Aim of the task — Transcribe the material below exactly as it appears.

Given data —
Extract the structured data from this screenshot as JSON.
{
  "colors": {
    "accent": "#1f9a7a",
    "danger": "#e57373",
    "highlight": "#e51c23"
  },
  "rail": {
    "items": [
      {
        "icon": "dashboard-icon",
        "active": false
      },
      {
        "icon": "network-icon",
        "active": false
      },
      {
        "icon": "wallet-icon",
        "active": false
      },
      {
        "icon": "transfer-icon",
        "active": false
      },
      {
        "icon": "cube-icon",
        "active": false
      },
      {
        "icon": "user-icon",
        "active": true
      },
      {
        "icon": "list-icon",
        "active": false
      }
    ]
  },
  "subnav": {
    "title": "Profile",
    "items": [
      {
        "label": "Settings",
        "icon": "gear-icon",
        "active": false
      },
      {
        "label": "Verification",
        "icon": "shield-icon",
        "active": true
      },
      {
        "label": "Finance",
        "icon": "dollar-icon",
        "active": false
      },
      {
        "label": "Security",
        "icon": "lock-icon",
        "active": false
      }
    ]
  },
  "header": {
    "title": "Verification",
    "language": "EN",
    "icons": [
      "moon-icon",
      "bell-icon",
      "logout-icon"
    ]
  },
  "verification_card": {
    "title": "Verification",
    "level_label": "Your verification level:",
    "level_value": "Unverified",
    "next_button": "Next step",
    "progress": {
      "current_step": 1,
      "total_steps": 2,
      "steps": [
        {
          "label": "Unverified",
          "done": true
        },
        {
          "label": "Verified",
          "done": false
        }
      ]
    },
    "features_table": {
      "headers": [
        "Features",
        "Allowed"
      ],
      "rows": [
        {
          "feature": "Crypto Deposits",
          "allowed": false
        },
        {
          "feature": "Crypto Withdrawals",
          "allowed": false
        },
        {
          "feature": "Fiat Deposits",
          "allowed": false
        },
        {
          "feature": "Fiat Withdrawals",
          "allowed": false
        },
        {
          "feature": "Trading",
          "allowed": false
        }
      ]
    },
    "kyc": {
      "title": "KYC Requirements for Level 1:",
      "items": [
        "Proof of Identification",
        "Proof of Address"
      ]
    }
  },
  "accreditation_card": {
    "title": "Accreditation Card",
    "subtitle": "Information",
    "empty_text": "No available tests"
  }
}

Correct result —
Extract the structured data from this screenshot as JSON.
{
  "colors": {
    "accent": "#1f9a7a",
    "danger": "#e57373",
    "highlight": "#e51c23"
  },
  "rail": {
    "items": [
      {
        "icon": "dashboard-icon",
        "active": false
      },
      {
        "icon": "network-icon",
        "active": false
      },
      {
        "icon": "wallet-icon",
        "active": false
      },
      {
        "icon": "transfer-icon",
        "active": false
      },
      {
        "icon": "cube-icon",
        "active": false
      },
      {
        "icon": "user-icon",
        "active": true
      },
      {
        "icon": "list-icon",
        "active": false
      }
    ]
  },
  "subnav": {
    "title": "Profile",
    "items": [
      {
        "label": "Settings",
        "icon": "gear-icon",
        "active": false
      },
      {
        "label": "Verification",
        "icon": "shield-icon",
        "active": true
      },
      {
        "label": "Finance",
        "icon": "dollar-icon",
        "active": false
      },
      {
        "label": "Security",
        "icon": "lock-icon",
        "active": false
      }
    ]
  },
  "header": {
    "title": "Verification",
    "language": "EN",
    "icons": [
      "moon-icon",
      "bell-icon",
      "logout-icon"
    ]
  },
  "verification_card": {
    "title": "Verification",
    "level_label": "Your verification level:",
    "level_value": "Unverified",
    "next_button": "Next step",
    "progress": {
      "current_step": 1,
      "total_steps": 2,
      "steps": [
        {
          "label": "Unverified",
          "done": true
        },
        {
          "label": "Verified",
          "done": false
        }
      ]
    },
    "features_table": {
      "headers": [
        "Features",
        "Allowed"
      ],
      "rows": [
        {
          "feature": "Crypto Deposits",
          "allowed": false
        },
        {
          "feature": "Crypto Withdrawals",
          "allowed": false
        },
        {
          "feature": "Fiat Deposits",
          "allowed": false
        },
        {
          "feature": "Fiat Withdrawals",
          "allowed": false
        },
        {
          "feature": "Trading",
          "allowed": false
        }
      ]
    },
    "kyc": {
      "title": "KYC Requirements for Level 1:",
      "items": [
        "Proof of Identification",
        "Proof of Address"
      ]
    }
  },
  "accreditation_card": {
    "title": "Accreditation Card",
    "subtitle": "Information",
    "empty_text": "No available tests"
  }
}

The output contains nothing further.